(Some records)
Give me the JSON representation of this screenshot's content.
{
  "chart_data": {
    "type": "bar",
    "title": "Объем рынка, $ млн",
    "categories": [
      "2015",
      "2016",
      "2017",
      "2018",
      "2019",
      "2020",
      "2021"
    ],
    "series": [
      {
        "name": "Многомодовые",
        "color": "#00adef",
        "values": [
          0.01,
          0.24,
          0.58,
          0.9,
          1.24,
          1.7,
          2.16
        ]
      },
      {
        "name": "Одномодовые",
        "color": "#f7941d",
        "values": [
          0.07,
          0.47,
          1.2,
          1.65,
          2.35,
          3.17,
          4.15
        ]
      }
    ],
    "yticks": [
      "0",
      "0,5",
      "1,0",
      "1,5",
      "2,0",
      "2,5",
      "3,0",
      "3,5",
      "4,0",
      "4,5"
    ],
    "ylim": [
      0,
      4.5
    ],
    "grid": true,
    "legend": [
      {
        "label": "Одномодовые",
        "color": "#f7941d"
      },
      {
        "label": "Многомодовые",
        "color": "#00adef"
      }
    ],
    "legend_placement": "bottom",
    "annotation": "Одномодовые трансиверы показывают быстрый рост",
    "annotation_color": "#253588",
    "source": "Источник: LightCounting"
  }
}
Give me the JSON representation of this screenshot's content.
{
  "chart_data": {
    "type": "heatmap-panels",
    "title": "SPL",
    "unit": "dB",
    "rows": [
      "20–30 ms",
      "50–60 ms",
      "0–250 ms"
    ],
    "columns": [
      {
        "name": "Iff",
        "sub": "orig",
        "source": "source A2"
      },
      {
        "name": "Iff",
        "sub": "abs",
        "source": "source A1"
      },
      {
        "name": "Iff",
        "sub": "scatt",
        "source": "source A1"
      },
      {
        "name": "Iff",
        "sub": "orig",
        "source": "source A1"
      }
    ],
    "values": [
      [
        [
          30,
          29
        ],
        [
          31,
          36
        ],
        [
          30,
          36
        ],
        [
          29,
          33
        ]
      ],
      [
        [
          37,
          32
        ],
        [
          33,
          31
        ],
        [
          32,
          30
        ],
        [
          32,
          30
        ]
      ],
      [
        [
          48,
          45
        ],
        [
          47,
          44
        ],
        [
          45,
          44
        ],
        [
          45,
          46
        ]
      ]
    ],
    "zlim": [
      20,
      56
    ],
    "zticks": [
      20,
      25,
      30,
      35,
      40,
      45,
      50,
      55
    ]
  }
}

Objective =>
Repeat the listing exactly, from its first line to its last.

Solution for this problem =>
Give me the JSON representation of this screenshot's content.
{
  "chart_data": {
    "type": "bar",
    "title": "Объем рынка, $ млн",
    "categories": [
      "2015",
      "2016",
      "2017",
      "2018",
      "2019",
      "2020",
      "2021"
    ],
    "series": [
      {
        "name": "Многомодовые",
        "color": "#00adef",
        "values": [
          0.01,
          0.24,
          0.58,
          0.9,
          1.24,
          1.7,
          2.16
        ]
      },
      {
        "name": "Одномодовые",
        "color": "#f7941d",
        "values": [
          0.07,
          0.47,
          1.2,
          1.65,
          2.35,
          3.17,
          4.15
        ]
      }
    ],
    "yticks": [
      "0",
      "0,5",
      "1,0",
      "1,5",
      "2,0",
      "2,5",
      "3,0",
      "3,5",
      "4,0",
      "4,5"
    ],
    "ylim": [
      0,
      4.5
    ],
    "grid": true,
    "legend": [
      {
        "label": "Одномодовые",
        "color": "#f7941d"
      },
      {
        "label": "Многомодовые",
        "color": "#00adef"
      }
    ],
    "legend_placement": "bottom",
    "annotation": "Одномодовые трансиверы показывают быстрый рост",
    "annotation_color": "#253588",
    "source": "Источник: LightCounting"
  }
}
Give me the JSON representation of this screenshot's content.
{
  "chart_data": {
    "type": "heatmap-panels",
    "title": "SPL",
    "unit": "dB",
    "rows": [
      "20–30 ms",
      "50–60 ms",
      "0–250 ms"
    ],
    "columns": [
      {
        "name": "Iff",
        "sub": "orig",
        "source": "source A2"
      },
      {
        "name": "Iff",
        "sub": "abs",
        "source": "source A1"
      },
      {
        "name": "Iff",
        "sub": "scatt",
        "source": "source A1"
      },
      {
        "name": "Iff",
        "sub": "orig",
        "source": "source A1"
      }
    ],
    "values": [
      [
        [
          30,
          29
        ],
        [
          31,
          36
        ],
        [
          30,
          36
        ],
        [
          29,
          33
        ]
      ],
      [
        [
          37,
          32
        ],
        [
          33,
          31
        ],
        [
          32,
          30
        ],
        [
          32,
          30
        ]
      ],
      [
        [
          48,
          45
        ],
        [
          47,
          44
        ],
        [
          45,
          44
        ],
        [
          45,
          46
        ]
      ]
    ],
    "zlim": [
      20,
      56
    ],
    "zticks": [
      20,
      25,
      30,
      35,
      40,
      45,
      50,
      55
    ]
  }
}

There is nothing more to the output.